> [Requirement] Leaving out the pictures, please retype each record exactly.

[Dataset entries on figures]
/---

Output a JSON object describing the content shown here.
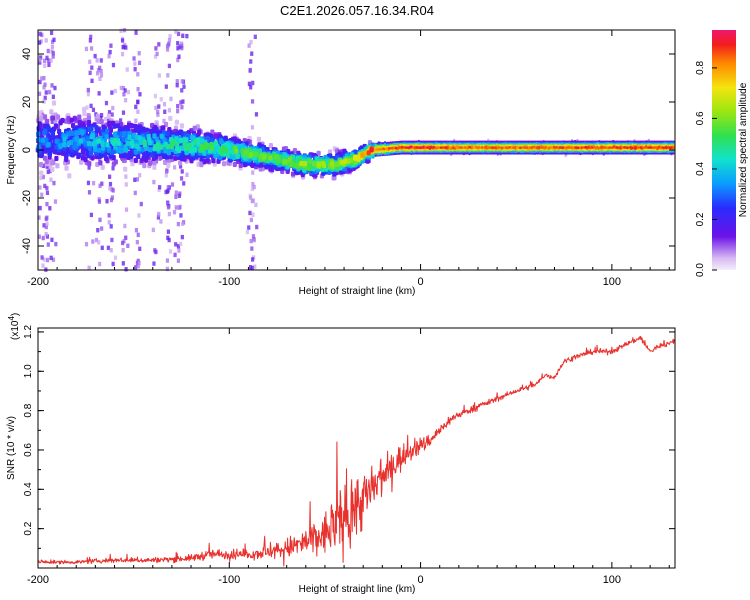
{
  "title": "C2E1.2026.057.16.34.R04",
  "colors": {
    "snr_line": "#e8302c",
    "axis": "#000000"
  },
  "chart_data": [
    {
      "type": "heatmap",
      "title": "C2E1.2026.057.16.34.R04",
      "xlabel": "Height of straight line (km)",
      "ylabel": "Frequency (Hz)",
      "xlim": [
        -200,
        133
      ],
      "ylim": [
        -50,
        50
      ],
      "xticks": [
        -200,
        -100,
        0,
        100
      ],
      "xtick_labels": [
        "-200",
        "-100",
        "0",
        "100"
      ],
      "yticks": [
        -40,
        -20,
        0,
        20,
        40
      ],
      "ytick_labels": [
        "-40",
        "-20",
        "0",
        "20",
        "40"
      ],
      "colorbar": {
        "label": "Normalized spectral amplitude",
        "range": [
          0,
          0.95
        ],
        "ticks": [
          0.0,
          0.2,
          0.4,
          0.6,
          0.8
        ],
        "tick_labels": [
          "0.0",
          "0.2",
          "0.4",
          "0.6",
          "0.8"
        ]
      },
      "ridge": {
        "x": [
          -200,
          -180,
          -150,
          -120,
          -100,
          -80,
          -60,
          -45,
          -35,
          -25,
          -10,
          0,
          20,
          60,
          100,
          133
        ],
        "freq": [
          4,
          4,
          3,
          2,
          0,
          -3,
          -6,
          -6,
          -4,
          0,
          1,
          1,
          1,
          1,
          1,
          1
        ],
        "peak_amplitude": [
          0.3,
          0.35,
          0.4,
          0.45,
          0.5,
          0.5,
          0.55,
          0.55,
          0.6,
          0.8,
          0.9,
          0.92,
          0.85,
          0.85,
          0.88,
          0.9
        ],
        "spread_hz": [
          14,
          13,
          11,
          9,
          7,
          6,
          6,
          6,
          5,
          4,
          3,
          3,
          3,
          3,
          3,
          3
        ]
      },
      "noise_columns_x": [
        -198,
        -195,
        -193,
        -173,
        -168,
        -162,
        -155,
        -148,
        -138,
        -132,
        -127,
        -125,
        -88
      ]
    },
    {
      "type": "line",
      "xlabel": "Height of straight line (km)",
      "ylabel": "SNR (10 * v/v)",
      "yscale_label": "(x10",
      "yscale_exponent": "4",
      "yscale_suffix": ")",
      "xlim": [
        -200,
        133
      ],
      "ylim": [
        0,
        1.22
      ],
      "xticks": [
        -200,
        -100,
        0,
        100
      ],
      "xtick_labels": [
        "-200",
        "-100",
        "0",
        "100"
      ],
      "yticks": [
        0.2,
        0.4,
        0.6,
        0.8,
        1.0,
        1.2
      ],
      "ytick_labels": [
        "0.2",
        "0.4",
        "0.6",
        "0.8",
        "1.0",
        "1.2"
      ],
      "series": [
        {
          "name": "SNR",
          "x": [
            -200,
            -180,
            -160,
            -140,
            -120,
            -110,
            -100,
            -90,
            -80,
            -70,
            -60,
            -50,
            -45,
            -40,
            -35,
            -30,
            -25,
            -20,
            -15,
            -10,
            -5,
            0,
            5,
            10,
            15,
            20,
            25,
            30,
            40,
            50,
            60,
            65,
            70,
            75,
            80,
            90,
            100,
            110,
            115,
            120,
            125,
            133
          ],
          "y": [
            0.03,
            0.03,
            0.04,
            0.04,
            0.05,
            0.07,
            0.07,
            0.07,
            0.08,
            0.1,
            0.13,
            0.17,
            0.22,
            0.25,
            0.3,
            0.35,
            0.4,
            0.45,
            0.52,
            0.56,
            0.6,
            0.62,
            0.65,
            0.7,
            0.75,
            0.78,
            0.8,
            0.82,
            0.86,
            0.9,
            0.93,
            0.98,
            0.97,
            1.05,
            1.07,
            1.1,
            1.1,
            1.15,
            1.17,
            1.1,
            1.13,
            1.15
          ],
          "noise": [
            0.01,
            0.01,
            0.015,
            0.015,
            0.02,
            0.03,
            0.03,
            0.03,
            0.04,
            0.06,
            0.09,
            0.13,
            0.17,
            0.2,
            0.2,
            0.18,
            0.16,
            0.13,
            0.1,
            0.08,
            0.06,
            0.05,
            0.04,
            0.03,
            0.03,
            0.02,
            0.02,
            0.02,
            0.015,
            0.015,
            0.015,
            0.015,
            0.015,
            0.015,
            0.015,
            0.015,
            0.015,
            0.015,
            0.02,
            0.015,
            0.015,
            0.015
          ]
        }
      ]
    }
  ]
}
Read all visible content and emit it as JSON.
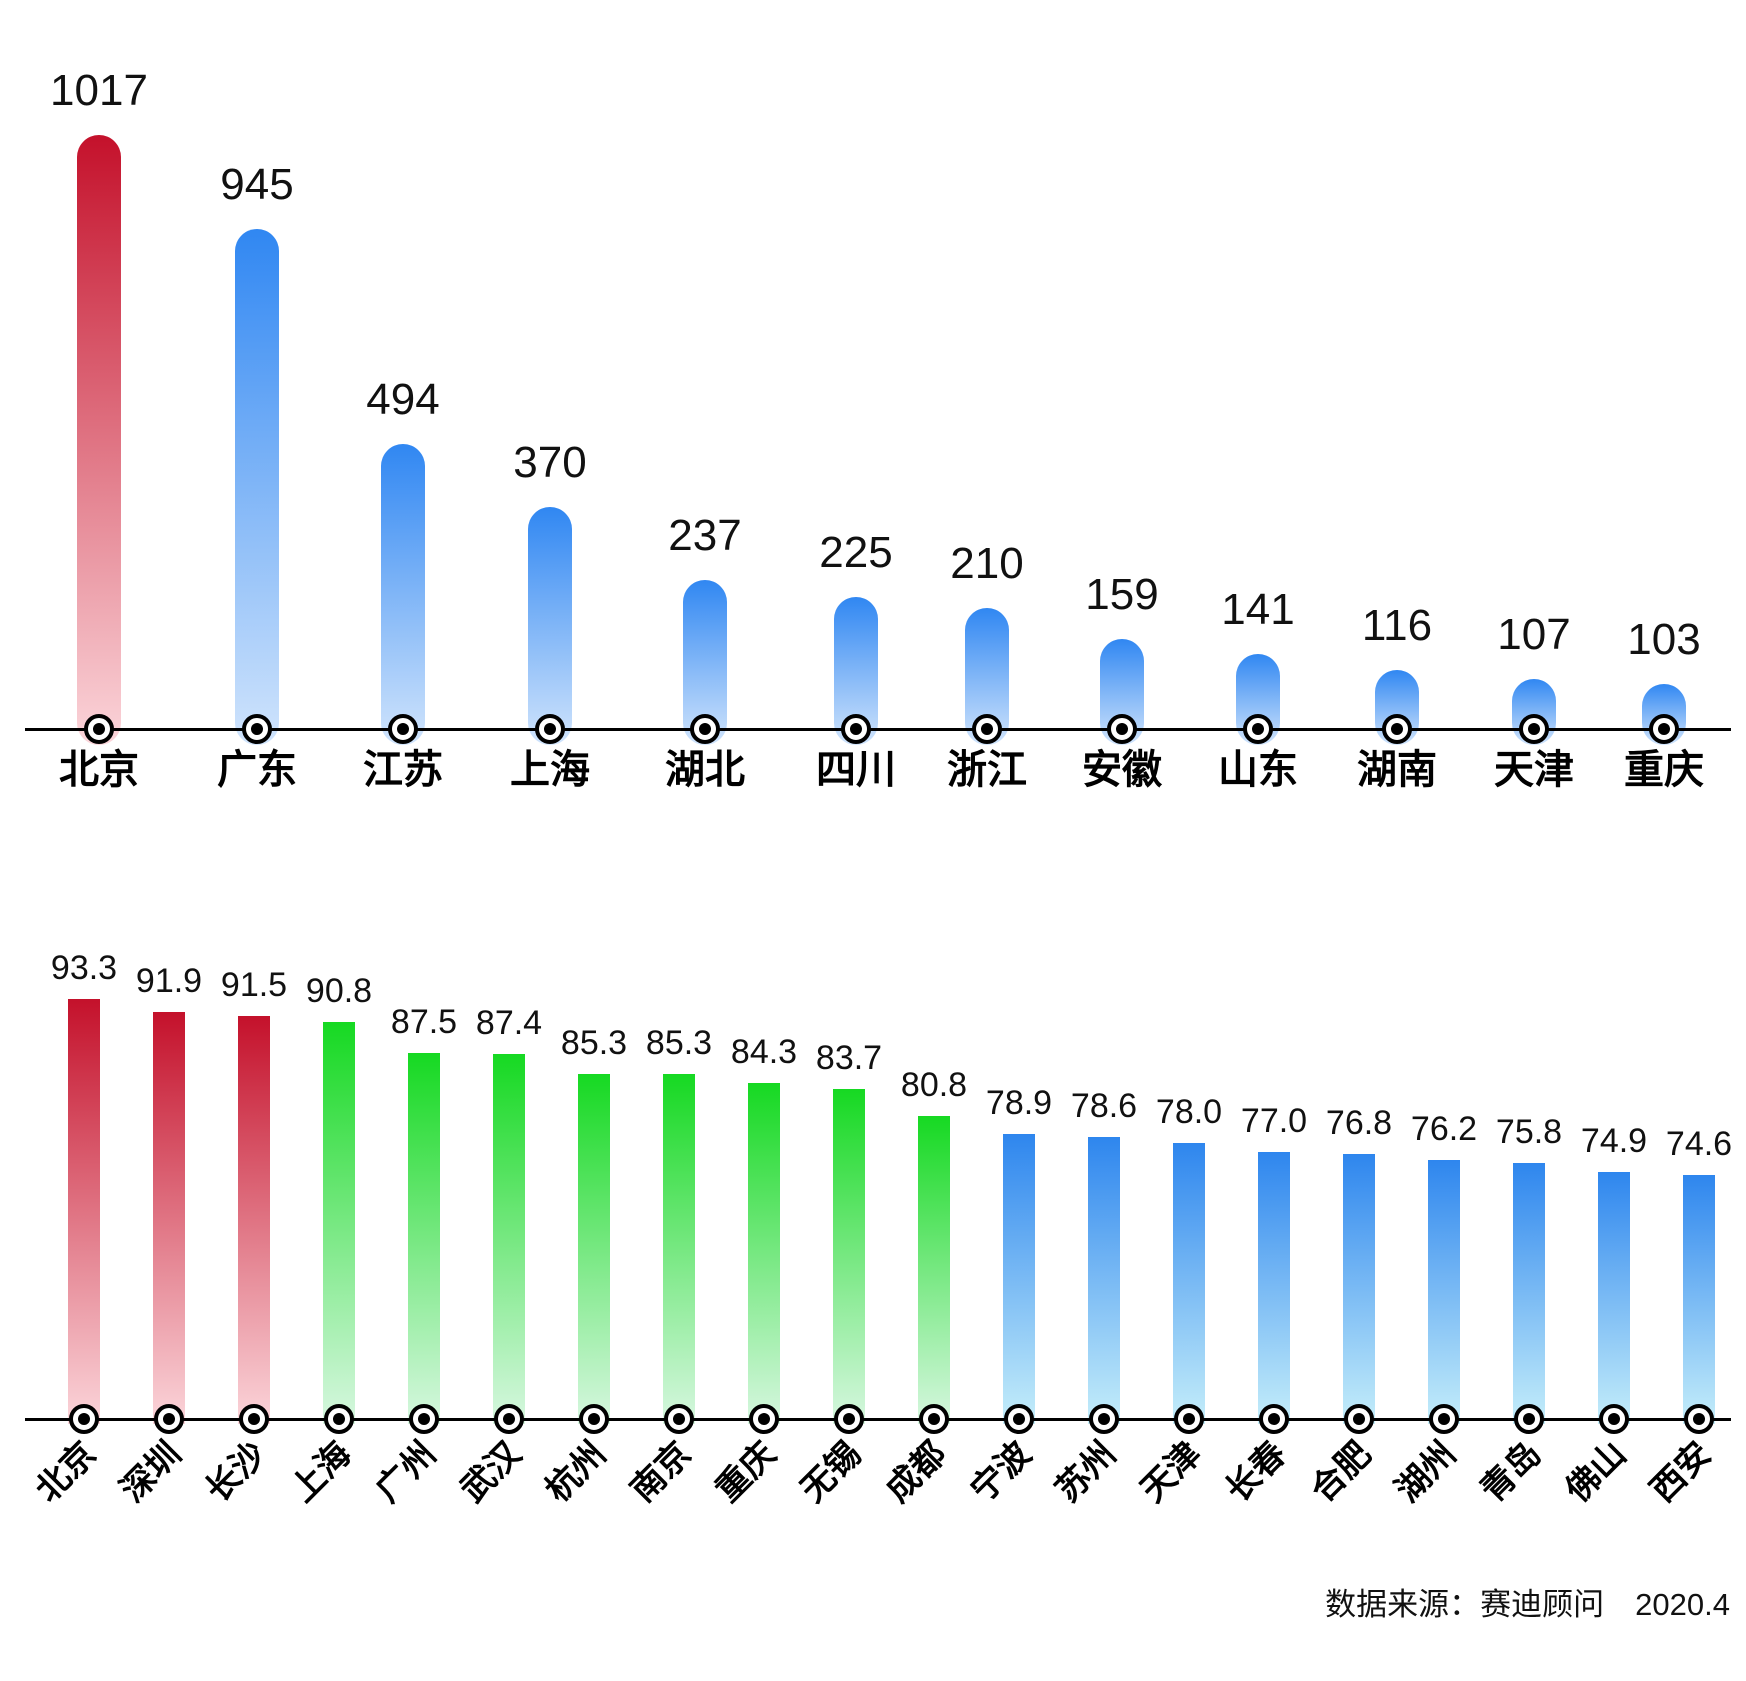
{
  "source": {
    "text": "数据来源：赛迪顾问　2020.4"
  },
  "palette": {
    "crimson": "#c4112b",
    "crimson_fade": "#fbd5da",
    "blue_provinces": "#3087f2",
    "blue_provinces_fade": "#d0e4fc",
    "green": "#16d922",
    "green_fade": "#d7f7e0",
    "blue_cities": "#2e86ee",
    "blue_cities_fade": "#c5eefa"
  },
  "chart_data": [
    {
      "type": "bar",
      "title": "",
      "xlabel": "",
      "ylabel": "",
      "grid": false,
      "legend": null,
      "categories": [
        "北京",
        "广东",
        "江苏",
        "上海",
        "湖北",
        "四川",
        "浙江",
        "安徽",
        "山东",
        "湖南",
        "天津",
        "重庆"
      ],
      "values": [
        1017,
        945,
        494,
        370,
        237,
        225,
        210,
        159,
        141,
        116,
        107,
        103
      ],
      "bar_colors": [
        "red",
        "blue",
        "blue",
        "blue",
        "blue",
        "blue",
        "blue",
        "blue",
        "blue",
        "blue",
        "blue",
        "blue"
      ],
      "value_label_format": "integer"
    },
    {
      "type": "bar",
      "title": "",
      "xlabel": "",
      "ylabel": "",
      "grid": false,
      "legend": null,
      "categories": [
        "北京",
        "深圳",
        "长沙",
        "上海",
        "广州",
        "武汉",
        "杭州",
        "南京",
        "重庆",
        "无锡",
        "成都",
        "宁波",
        "苏州",
        "天津",
        "长春",
        "合肥",
        "湖州",
        "青岛",
        "佛山",
        "西安"
      ],
      "values": [
        93.3,
        91.9,
        91.5,
        90.8,
        87.5,
        87.4,
        85.3,
        85.3,
        84.3,
        83.7,
        80.8,
        78.9,
        78.6,
        78.0,
        77.0,
        76.8,
        76.2,
        75.8,
        74.9,
        74.6
      ],
      "bar_colors": [
        "red",
        "red",
        "red",
        "green",
        "green",
        "green",
        "green",
        "green",
        "green",
        "green",
        "green",
        "blue",
        "blue",
        "blue",
        "blue",
        "blue",
        "blue",
        "blue",
        "blue",
        "blue"
      ],
      "value_label_format": "one_decimal"
    }
  ]
}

\---

> [Finished exercise]
Output a JSON object describing the content shown here.
{
  "title": "C2E1.2026.057.16.34.R04",
  "colors": {
    "snr_line": "#e8302c",
    "axis": "#000000"
  },
  "chart_data": [
    {
      "type": "heatmap",
      "title": "C2E1.2026.057.16.34.R04",
      "xlabel": "Height of straight line (km)",
      "ylabel": "Frequency (Hz)",
      "xlim": [
        -200,
        133
      ],
      "ylim": [
        -50,
        50
      ],
      "xticks": [
        -200,
        -100,
        0,
        100
      ],
      "xtick_labels": [
        "-200",
        "-100",
        "0",
        "100"
      ],
      "yticks": [
        -40,
        -20,
        0,
        20,
        40
      ],
      "ytick_labels": [
        "-40",
        "-20",
        "0",
        "20",
        "40"
      ],
      "colorbar": {
        "label": "Normalized spectral amplitude",
        "range": [
          0,
          0.95
        ],
        "ticks": [
          0.0,
          0.2,
          0.4,
          0.6,
          0.8
        ],
        "tick_labels": [
          "0.0",
          "0.2",
          "0.4",
          "0.6",
          "0.8"
        ]
      },
      "ridge": {
        "x": [
          -200,
          -180,
          -150,
          -120,
          -100,
          -80,
          -60,
          -45,
          -35,
          -25,
          -10,
          0,
          20,
          60,
          100,
          133
        ],
        "freq": [
          4,
          4,
          3,
          2,
          0,
          -3,
          -6,
          -6,
          -4,
          0,
          1,
          1,
          1,
          1,
          1,
          1
        ],
        "peak_amplitude": [
          0.3,
          0.35,
          0.4,
          0.45,
          0.5,
          0.5,
          0.55,
          0.55,
          0.6,
          0.8,
          0.9,
          0.92,
          0.85,
          0.85,
          0.88,
          0.9
        ],
        "spread_hz": [
          14,
          13,
          11,
          9,
          7,
          6,
          6,
          6,
          5,
          4,
          3,
          3,
          3,
          3,
          3,
          3
        ]
      },
      "noise_columns_x": [
        -198,
        -195,
        -193,
        -173,
        -168,
        -162,
        -155,
        -148,
        -138,
        -132,
        -127,
        -125,
        -88
      ]
    },
    {
      "type": "line",
      "xlabel": "Height of straight line (km)",
      "ylabel": "SNR (10 * v/v)",
      "yscale_label": "(x10",
      "yscale_exponent": "4",
      "yscale_suffix": ")",
      "xlim": [
        -200,
        133
      ],
      "ylim": [
        0,
        1.22
      ],
      "xticks": [
        -200,
        -100,
        0,
        100
      ],
      "xtick_labels": [
        "-200",
        "-100",
        "0",
        "100"
      ],
      "yticks": [
        0.2,
        0.4,
        0.6,
        0.8,
        1.0,
        1.2
      ],
      "ytick_labels": [
        "0.2",
        "0.4",
        "0.6",
        "0.8",
        "1.0",
        "1.2"
      ],
      "series": [
        {
          "name": "SNR",
          "x": [
            -200,
            -180,
            -160,
            -140,
            -120,
            -110,
            -100,
            -90,
            -80,
            -70,
            -60,
            -50,
            -45,
            -40,
            -35,
            -30,
            -25,
            -20,
            -15,
            -10,
            -5,
            0,
            5,
            10,
            15,
            20,
            25,
            30,
            40,
            50,
            60,
            65,
            70,
            75,
            80,
            90,
            100,
            110,
            115,
            120,
            125,
            133
          ],
          "y": [
            0.03,
            0.03,
            0.04,
            0.04,
            0.05,
            0.07,
            0.07,
            0.07,
            0.08,
            0.1,
            0.13,
            0.17,
            0.22,
            0.25,
            0.3,
            0.35,
            0.4,
            0.45,
            0.52,
            0.56,
            0.6,
            0.62,
            0.65,
            0.7,
            0.75,
            0.78,
            0.8,
            0.82,
            0.86,
            0.9,
            0.93,
            0.98,
            0.97,
            1.05,
            1.07,
            1.1,
            1.1,
            1.15,
            1.17,
            1.1,
            1.13,
            1.15
          ],
          "noise": [
            0.01,
            0.01,
            0.015,
            0.015,
            0.02,
            0.03,
            0.03,
            0.03,
            0.04,
            0.06,
            0.09,
            0.13,
            0.17,
            0.2,
            0.2,
            0.18,
            0.16,
            0.13,
            0.1,
            0.08,
            0.06,
            0.05,
            0.04,
            0.03,
            0.03,
            0.02,
            0.02,
            0.02,
            0.015,
            0.015,
            0.015,
            0.015,
            0.015,
            0.015,
            0.015,
            0.015,
            0.015,
            0.015,
            0.02,
            0.015,
            0.015,
            0.015
          ]
        }
      ]
    }
  ]
}
Read all visible content and emit it as JSON.
{
  "source": {
    "text": "数据来源：赛迪顾问　2020.4"
  },
  "palette": {
    "crimson": "#c4112b",
    "crimson_fade": "#fbd5da",
    "blue_provinces": "#3087f2",
    "blue_provinces_fade": "#d0e4fc",
    "green": "#16d922",
    "green_fade": "#d7f7e0",
    "blue_cities": "#2e86ee",
    "blue_cities_fade": "#c5eefa"
  },
  "chart_data": [
    {
      "type": "bar",
      "title": "",
      "xlabel": "",
      "ylabel": "",
      "grid": false,
      "legend": null,
      "categories": [
        "北京",
        "广东",
        "江苏",
        "上海",
        "湖北",
        "四川",
        "浙江",
        "安徽",
        "山东",
        "湖南",
        "天津",
        "重庆"
      ],
      "values": [
        1017,
        945,
        494,
        370,
        237,
        225,
        210,
        159,
        141,
        116,
        107,
        103
      ],
      "bar_colors": [
        "red",
        "blue",
        "blue",
        "blue",
        "blue",
        "blue",
        "blue",
        "blue",
        "blue",
        "blue",
        "blue",
        "blue"
      ],
      "value_label_format": "integer"
    },
    {
      "type": "bar",
      "title": "",
      "xlabel": "",
      "ylabel": "",
      "grid": false,
      "legend": null,
      "categories": [
        "北京",
        "深圳",
        "长沙",
        "上海",
        "广州",
        "武汉",
        "杭州",
        "南京",
        "重庆",
        "无锡",
        "成都",
        "宁波",
        "苏州",
        "天津",
        "长春",
        "合肥",
        "湖州",
        "青岛",
        "佛山",
        "西安"
      ],
      "values": [
        93.3,
        91.9,
        91.5,
        90.8,
        87.5,
        87.4,
        85.3,
        85.3,
        84.3,
        83.7,
        80.8,
        78.9,
        78.6,
        78.0,
        77.0,
        76.8,
        76.2,
        75.8,
        74.9,
        74.6
      ],
      "bar_colors": [
        "red",
        "red",
        "red",
        "green",
        "green",
        "green",
        "green",
        "green",
        "green",
        "green",
        "green",
        "blue",
        "blue",
        "blue",
        "blue",
        "blue",
        "blue",
        "blue",
        "blue",
        "blue"
      ],
      "value_label_format": "one_decimal"
    }
  ]
}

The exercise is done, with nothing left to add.